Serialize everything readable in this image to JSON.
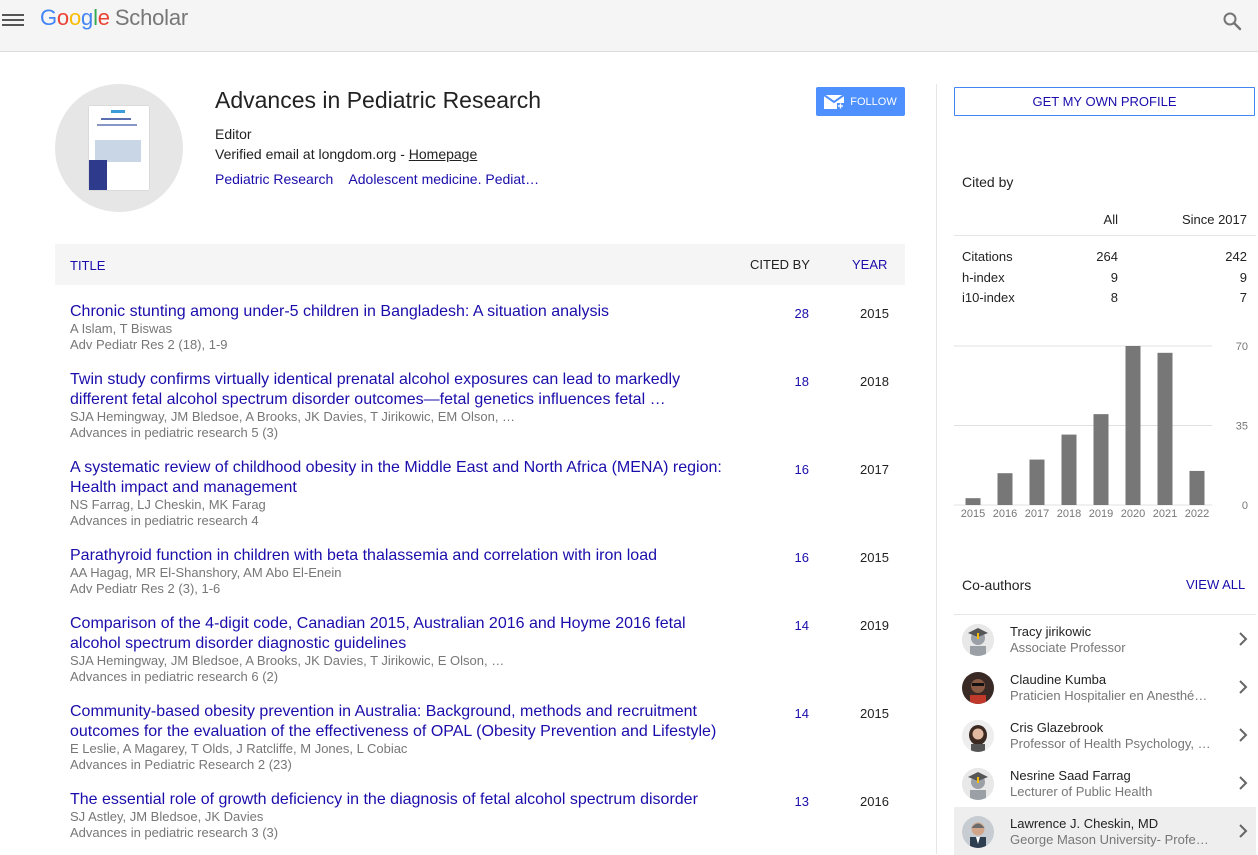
{
  "header": {
    "logo_google": [
      "G",
      "o",
      "o",
      "g",
      "l",
      "e"
    ],
    "logo_scholar": "Scholar",
    "menu_icon": "hamburger-menu-icon",
    "search_icon": "search-icon"
  },
  "profile": {
    "name": "Advances in Pediatric Research",
    "affiliation": "Editor",
    "email_text": "Verified email at longdom.org - ",
    "homepage_link": "Homepage",
    "interests": [
      "Pediatric Research",
      "Adolescent medicine. Pediat…"
    ],
    "follow_label": "FOLLOW",
    "follow_icon": "envelope-icon"
  },
  "table": {
    "headers": {
      "title": "TITLE",
      "cited_by": "CITED BY",
      "year": "YEAR"
    },
    "articles": [
      {
        "title": "Chronic stunting among under-5 children in Bangladesh: A situation analysis",
        "authors": "A Islam, T Biswas",
        "venue": "Adv Pediatr Res 2 (18), 1-9",
        "cited_by": "28",
        "year": "2015"
      },
      {
        "title": "Twin study confirms virtually identical prenatal alcohol exposures can lead to markedly different fetal alcohol spectrum disorder outcomes—fetal genetics influences fetal …",
        "authors": "SJA Hemingway, JM Bledsoe, A Brooks, JK Davies, T Jirikowic, EM Olson, …",
        "venue": "Advances in pediatric research 5 (3)",
        "cited_by": "18",
        "year": "2018"
      },
      {
        "title": "A systematic review of childhood obesity in the Middle East and North Africa (MENA) region: Health impact and management",
        "authors": "NS Farrag, LJ Cheskin, MK Farag",
        "venue": "Advances in pediatric research 4",
        "cited_by": "16",
        "year": "2017"
      },
      {
        "title": "Parathyroid function in children with beta thalassemia and correlation with iron load",
        "authors": "AA Hagag, MR El-Shanshory, AM Abo El-Enein",
        "venue": "Adv Pediatr Res 2 (3), 1-6",
        "cited_by": "16",
        "year": "2015"
      },
      {
        "title": "Comparison of the 4-digit code, Canadian 2015, Australian 2016 and Hoyme 2016 fetal alcohol spectrum disorder diagnostic guidelines",
        "authors": "SJA Hemingway, JM Bledsoe, A Brooks, JK Davies, T Jirikowic, E Olson, …",
        "venue": "Advances in pediatric research 6 (2)",
        "cited_by": "14",
        "year": "2019"
      },
      {
        "title": "Community-based obesity prevention in Australia: Background, methods and recruitment outcomes for the evaluation of the effectiveness of OPAL (Obesity Prevention and Lifestyle)",
        "authors": "E Leslie, A Magarey, T Olds, J Ratcliffe, M Jones, L Cobiac",
        "venue": "Advances in Pediatric Research 2 (23)",
        "cited_by": "14",
        "year": "2015"
      },
      {
        "title": "The essential role of growth deficiency in the diagnosis of fetal alcohol spectrum disorder",
        "authors": "SJ Astley, JM Bledsoe, JK Davies",
        "venue": "Advances in pediatric research 3 (3)",
        "cited_by": "13",
        "year": "2016"
      }
    ]
  },
  "sidebar": {
    "own_profile_label": "GET MY OWN PROFILE",
    "cited_by_title": "Cited by",
    "cited_by_cols": {
      "all": "All",
      "since": "Since 2017"
    },
    "cited_by_rows": [
      {
        "label": "Citations",
        "all": "264",
        "since": "242"
      },
      {
        "label": "h-index",
        "all": "9",
        "since": "9"
      },
      {
        "label": "i10-index",
        "all": "8",
        "since": "7"
      }
    ],
    "coauthors_title": "Co-authors",
    "view_all": "VIEW ALL",
    "coauthors": [
      {
        "name": "Tracy jirikowic",
        "affiliation": "Associate Professor",
        "photo": "default-avatar-icon"
      },
      {
        "name": "Claudine Kumba",
        "affiliation": "Praticien Hospitalier en Anesthé…",
        "photo": "person-photo"
      },
      {
        "name": "Cris Glazebrook",
        "affiliation": "Professor of Health Psychology, …",
        "photo": "person-photo"
      },
      {
        "name": "Nesrine Saad Farrag",
        "affiliation": "Lecturer of Public Health",
        "photo": "default-avatar-icon"
      },
      {
        "name": "Lawrence J. Cheskin, MD",
        "affiliation": "George Mason University- Profes…",
        "photo": "person-photo"
      }
    ]
  },
  "chart_data": {
    "type": "bar",
    "categories": [
      "2015",
      "2016",
      "2017",
      "2018",
      "2019",
      "2020",
      "2021",
      "2022"
    ],
    "values": [
      3,
      14,
      20,
      31,
      40,
      70,
      67,
      15
    ],
    "ylim": [
      0,
      70
    ],
    "yticks": [
      "70",
      "35",
      "0"
    ],
    "grid": true,
    "bar_color": "#777777"
  },
  "colors": {
    "link": "#1a0dab",
    "accent": "#4d90fe",
    "muted": "#777777"
  }
}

◆ Exercise instructions
Keep the pictures out of your copy, and repeat every entry above exactly.

◆ Result
Serialize everything readable in this image to JSON.
{
  "header": {
    "logo_google": [
      "G",
      "o",
      "o",
      "g",
      "l",
      "e"
    ],
    "logo_scholar": "Scholar",
    "menu_icon": "hamburger-menu-icon",
    "search_icon": "search-icon"
  },
  "profile": {
    "name": "Advances in Pediatric Research",
    "affiliation": "Editor",
    "email_text": "Verified email at longdom.org - ",
    "homepage_link": "Homepage",
    "interests": [
      "Pediatric Research",
      "Adolescent medicine. Pediat…"
    ],
    "follow_label": "FOLLOW",
    "follow_icon": "envelope-icon"
  },
  "table": {
    "headers": {
      "title": "TITLE",
      "cited_by": "CITED BY",
      "year": "YEAR"
    },
    "articles": [
      {
        "title": "Chronic stunting among under-5 children in Bangladesh: A situation analysis",
        "authors": "A Islam, T Biswas",
        "venue": "Adv Pediatr Res 2 (18), 1-9",
        "cited_by": "28",
        "year": "2015"
      },
      {
        "title": "Twin study confirms virtually identical prenatal alcohol exposures can lead to markedly different fetal alcohol spectrum disorder outcomes—fetal genetics influences fetal …",
        "authors": "SJA Hemingway, JM Bledsoe, A Brooks, JK Davies, T Jirikowic, EM Olson, …",
        "venue": "Advances in pediatric research 5 (3)",
        "cited_by": "18",
        "year": "2018"
      },
      {
        "title": "A systematic review of childhood obesity in the Middle East and North Africa (MENA) region: Health impact and management",
        "authors": "NS Farrag, LJ Cheskin, MK Farag",
        "venue": "Advances in pediatric research 4",
        "cited_by": "16",
        "year": "2017"
      },
      {
        "title": "Parathyroid function in children with beta thalassemia and correlation with iron load",
        "authors": "AA Hagag, MR El-Shanshory, AM Abo El-Enein",
        "venue": "Adv Pediatr Res 2 (3), 1-6",
        "cited_by": "16",
        "year": "2015"
      },
      {
        "title": "Comparison of the 4-digit code, Canadian 2015, Australian 2016 and Hoyme 2016 fetal alcohol spectrum disorder diagnostic guidelines",
        "authors": "SJA Hemingway, JM Bledsoe, A Brooks, JK Davies, T Jirikowic, E Olson, …",
        "venue": "Advances in pediatric research 6 (2)",
        "cited_by": "14",
        "year": "2019"
      },
      {
        "title": "Community-based obesity prevention in Australia: Background, methods and recruitment outcomes for the evaluation of the effectiveness of OPAL (Obesity Prevention and Lifestyle)",
        "authors": "E Leslie, A Magarey, T Olds, J Ratcliffe, M Jones, L Cobiac",
        "venue": "Advances in Pediatric Research 2 (23)",
        "cited_by": "14",
        "year": "2015"
      },
      {
        "title": "The essential role of growth deficiency in the diagnosis of fetal alcohol spectrum disorder",
        "authors": "SJ Astley, JM Bledsoe, JK Davies",
        "venue": "Advances in pediatric research 3 (3)",
        "cited_by": "13",
        "year": "2016"
      }
    ]
  },
  "sidebar": {
    "own_profile_label": "GET MY OWN PROFILE",
    "cited_by_title": "Cited by",
    "cited_by_cols": {
      "all": "All",
      "since": "Since 2017"
    },
    "cited_by_rows": [
      {
        "label": "Citations",
        "all": "264",
        "since": "242"
      },
      {
        "label": "h-index",
        "all": "9",
        "since": "9"
      },
      {
        "label": "i10-index",
        "all": "8",
        "since": "7"
      }
    ],
    "coauthors_title": "Co-authors",
    "view_all": "VIEW ALL",
    "coauthors": [
      {
        "name": "Tracy jirikowic",
        "affiliation": "Associate Professor",
        "photo": "default-avatar-icon"
      },
      {
        "name": "Claudine Kumba",
        "affiliation": "Praticien Hospitalier en Anesthé…",
        "photo": "person-photo"
      },
      {
        "name": "Cris Glazebrook",
        "affiliation": "Professor of Health Psychology, …",
        "photo": "person-photo"
      },
      {
        "name": "Nesrine Saad Farrag",
        "affiliation": "Lecturer of Public Health",
        "photo": "default-avatar-icon"
      },
      {
        "name": "Lawrence J. Cheskin, MD",
        "affiliation": "George Mason University- Profes…",
        "photo": "person-photo"
      }
    ]
  },
  "chart_data": {
    "type": "bar",
    "categories": [
      "2015",
      "2016",
      "2017",
      "2018",
      "2019",
      "2020",
      "2021",
      "2022"
    ],
    "values": [
      3,
      14,
      20,
      31,
      40,
      70,
      67,
      15
    ],
    "ylim": [
      0,
      70
    ],
    "yticks": [
      "70",
      "35",
      "0"
    ],
    "grid": true,
    "bar_color": "#777777"
  },
  "colors": {
    "link": "#1a0dab",
    "accent": "#4d90fe",
    "muted": "#777777"
  }
}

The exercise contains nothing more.